--- START OF Material provided ---

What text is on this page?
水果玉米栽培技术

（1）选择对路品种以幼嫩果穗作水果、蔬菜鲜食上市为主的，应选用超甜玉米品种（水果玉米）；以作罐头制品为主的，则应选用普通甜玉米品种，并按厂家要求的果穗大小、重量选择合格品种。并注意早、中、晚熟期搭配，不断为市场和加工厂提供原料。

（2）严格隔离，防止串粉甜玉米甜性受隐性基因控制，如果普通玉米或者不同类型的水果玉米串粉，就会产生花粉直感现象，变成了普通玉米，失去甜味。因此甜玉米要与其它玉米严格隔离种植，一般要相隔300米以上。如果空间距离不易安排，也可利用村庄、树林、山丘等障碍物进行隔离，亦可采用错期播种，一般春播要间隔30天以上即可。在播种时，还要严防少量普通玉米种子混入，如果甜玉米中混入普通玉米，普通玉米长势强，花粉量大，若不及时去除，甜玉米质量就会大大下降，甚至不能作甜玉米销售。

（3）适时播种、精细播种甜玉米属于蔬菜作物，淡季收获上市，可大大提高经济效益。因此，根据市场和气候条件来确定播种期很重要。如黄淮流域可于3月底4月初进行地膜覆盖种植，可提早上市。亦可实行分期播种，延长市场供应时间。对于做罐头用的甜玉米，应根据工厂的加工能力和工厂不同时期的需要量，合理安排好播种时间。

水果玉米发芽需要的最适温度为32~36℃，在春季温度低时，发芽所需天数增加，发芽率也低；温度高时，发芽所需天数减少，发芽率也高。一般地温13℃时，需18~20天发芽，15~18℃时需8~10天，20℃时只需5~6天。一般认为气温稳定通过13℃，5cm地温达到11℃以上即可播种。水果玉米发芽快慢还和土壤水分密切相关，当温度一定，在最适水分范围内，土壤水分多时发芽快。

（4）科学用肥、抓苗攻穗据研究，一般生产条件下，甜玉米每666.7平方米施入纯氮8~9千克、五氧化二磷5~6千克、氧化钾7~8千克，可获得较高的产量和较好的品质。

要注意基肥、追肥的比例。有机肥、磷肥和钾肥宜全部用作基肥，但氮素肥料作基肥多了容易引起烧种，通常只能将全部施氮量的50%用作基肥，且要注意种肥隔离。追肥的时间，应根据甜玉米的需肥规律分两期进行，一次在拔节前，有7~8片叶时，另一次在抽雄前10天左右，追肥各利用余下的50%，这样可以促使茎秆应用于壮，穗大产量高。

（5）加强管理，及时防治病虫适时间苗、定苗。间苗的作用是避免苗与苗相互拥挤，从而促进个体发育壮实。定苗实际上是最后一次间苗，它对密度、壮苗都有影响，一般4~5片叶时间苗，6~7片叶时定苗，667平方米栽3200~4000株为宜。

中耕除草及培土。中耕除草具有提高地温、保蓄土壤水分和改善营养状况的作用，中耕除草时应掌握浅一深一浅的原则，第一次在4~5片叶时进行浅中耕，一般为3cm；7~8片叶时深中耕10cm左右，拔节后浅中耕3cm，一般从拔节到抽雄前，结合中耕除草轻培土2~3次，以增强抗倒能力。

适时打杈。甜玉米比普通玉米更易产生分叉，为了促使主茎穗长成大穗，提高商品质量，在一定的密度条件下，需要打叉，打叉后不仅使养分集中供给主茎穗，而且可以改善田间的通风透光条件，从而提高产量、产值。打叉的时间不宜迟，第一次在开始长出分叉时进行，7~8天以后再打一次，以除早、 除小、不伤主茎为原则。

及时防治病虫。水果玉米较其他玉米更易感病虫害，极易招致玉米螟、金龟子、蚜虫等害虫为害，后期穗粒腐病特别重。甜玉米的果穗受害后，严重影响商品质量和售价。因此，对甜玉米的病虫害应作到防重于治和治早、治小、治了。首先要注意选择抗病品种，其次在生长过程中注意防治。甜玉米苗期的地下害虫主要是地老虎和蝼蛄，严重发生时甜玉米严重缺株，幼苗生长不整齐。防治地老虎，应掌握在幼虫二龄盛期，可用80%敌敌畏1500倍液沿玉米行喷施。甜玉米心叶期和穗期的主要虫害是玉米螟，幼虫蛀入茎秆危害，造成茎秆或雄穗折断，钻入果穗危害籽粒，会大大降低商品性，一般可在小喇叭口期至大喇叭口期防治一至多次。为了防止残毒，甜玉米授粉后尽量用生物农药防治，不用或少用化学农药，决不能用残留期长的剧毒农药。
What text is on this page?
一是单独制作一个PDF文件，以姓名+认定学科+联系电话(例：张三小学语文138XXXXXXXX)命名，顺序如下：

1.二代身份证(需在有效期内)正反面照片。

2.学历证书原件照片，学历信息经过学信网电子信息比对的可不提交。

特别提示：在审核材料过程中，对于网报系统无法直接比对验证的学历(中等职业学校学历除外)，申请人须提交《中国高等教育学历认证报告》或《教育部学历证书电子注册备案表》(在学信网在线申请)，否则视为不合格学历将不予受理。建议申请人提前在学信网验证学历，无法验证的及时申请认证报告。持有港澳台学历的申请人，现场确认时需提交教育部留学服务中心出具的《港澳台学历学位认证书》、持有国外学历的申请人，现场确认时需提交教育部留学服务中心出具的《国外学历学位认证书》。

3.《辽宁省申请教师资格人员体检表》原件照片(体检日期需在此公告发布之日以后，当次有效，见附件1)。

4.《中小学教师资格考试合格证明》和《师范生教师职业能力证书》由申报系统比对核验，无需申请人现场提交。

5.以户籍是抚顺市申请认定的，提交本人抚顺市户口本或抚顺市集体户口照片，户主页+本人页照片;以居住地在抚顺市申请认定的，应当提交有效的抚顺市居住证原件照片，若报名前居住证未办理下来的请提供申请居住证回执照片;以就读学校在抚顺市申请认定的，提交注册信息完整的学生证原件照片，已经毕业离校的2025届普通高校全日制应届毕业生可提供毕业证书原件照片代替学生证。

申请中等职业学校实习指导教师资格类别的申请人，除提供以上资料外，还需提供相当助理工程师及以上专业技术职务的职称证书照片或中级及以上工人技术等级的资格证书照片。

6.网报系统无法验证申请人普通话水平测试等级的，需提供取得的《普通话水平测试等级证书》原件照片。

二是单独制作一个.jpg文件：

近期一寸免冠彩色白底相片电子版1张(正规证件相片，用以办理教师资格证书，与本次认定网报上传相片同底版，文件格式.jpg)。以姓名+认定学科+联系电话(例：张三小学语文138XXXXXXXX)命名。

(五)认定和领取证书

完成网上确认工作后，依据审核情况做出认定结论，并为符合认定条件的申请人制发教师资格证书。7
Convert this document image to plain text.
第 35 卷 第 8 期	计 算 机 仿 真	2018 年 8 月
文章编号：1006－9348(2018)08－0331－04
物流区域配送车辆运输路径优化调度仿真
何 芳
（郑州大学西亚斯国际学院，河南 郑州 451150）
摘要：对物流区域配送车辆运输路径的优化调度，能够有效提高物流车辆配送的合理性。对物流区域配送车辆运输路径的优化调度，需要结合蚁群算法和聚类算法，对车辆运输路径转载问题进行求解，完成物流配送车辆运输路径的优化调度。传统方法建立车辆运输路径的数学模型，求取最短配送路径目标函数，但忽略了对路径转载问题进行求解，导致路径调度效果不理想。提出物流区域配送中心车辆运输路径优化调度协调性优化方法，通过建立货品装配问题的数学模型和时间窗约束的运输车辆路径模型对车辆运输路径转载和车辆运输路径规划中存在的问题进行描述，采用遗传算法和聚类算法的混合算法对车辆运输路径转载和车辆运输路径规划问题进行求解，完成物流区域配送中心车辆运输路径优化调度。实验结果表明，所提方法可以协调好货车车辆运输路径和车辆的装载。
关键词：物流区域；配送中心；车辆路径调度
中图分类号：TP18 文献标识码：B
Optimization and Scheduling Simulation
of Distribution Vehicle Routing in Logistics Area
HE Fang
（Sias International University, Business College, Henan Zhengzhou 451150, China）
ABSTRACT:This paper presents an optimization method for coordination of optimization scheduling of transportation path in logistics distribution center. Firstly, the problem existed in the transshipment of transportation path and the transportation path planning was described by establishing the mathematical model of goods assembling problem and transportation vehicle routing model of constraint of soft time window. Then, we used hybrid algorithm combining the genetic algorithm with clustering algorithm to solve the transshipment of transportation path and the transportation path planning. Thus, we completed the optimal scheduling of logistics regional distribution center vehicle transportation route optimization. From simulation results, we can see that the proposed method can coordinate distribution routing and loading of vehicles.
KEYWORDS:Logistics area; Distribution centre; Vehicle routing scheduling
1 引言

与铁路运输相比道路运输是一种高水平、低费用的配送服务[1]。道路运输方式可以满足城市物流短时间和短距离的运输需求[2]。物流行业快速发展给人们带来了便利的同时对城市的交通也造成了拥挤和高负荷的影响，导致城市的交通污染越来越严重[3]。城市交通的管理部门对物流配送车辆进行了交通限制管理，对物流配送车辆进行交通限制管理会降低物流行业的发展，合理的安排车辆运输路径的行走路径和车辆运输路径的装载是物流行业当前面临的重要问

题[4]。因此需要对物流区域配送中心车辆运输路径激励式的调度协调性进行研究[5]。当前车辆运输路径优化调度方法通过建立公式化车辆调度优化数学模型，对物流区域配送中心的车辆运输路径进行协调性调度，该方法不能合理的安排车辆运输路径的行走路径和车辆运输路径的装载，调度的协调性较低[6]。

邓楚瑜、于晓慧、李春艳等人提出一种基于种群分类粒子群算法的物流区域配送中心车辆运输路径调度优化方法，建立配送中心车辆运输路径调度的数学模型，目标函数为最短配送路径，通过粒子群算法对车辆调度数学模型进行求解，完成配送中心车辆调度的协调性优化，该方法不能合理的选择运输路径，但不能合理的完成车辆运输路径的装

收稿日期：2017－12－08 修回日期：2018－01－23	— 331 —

--- END OF Material provided ---

Search the material above for "认定学科". Pull out each line where it shows up.

一是单独制作一个PDF文件，以姓名+认定学科+联系电话(例：张三小学语文138XXXXXXXX)命名，顺序如下：
近期一寸免冠彩色白底相片电子版1张(正规证件相片，用以办理教师资格证书，与本次认定网报上传相片同底版，文件格式.jpg)。以姓名+认定学科+联系电话(例：张三小学语文138XXXXXXXX)命名。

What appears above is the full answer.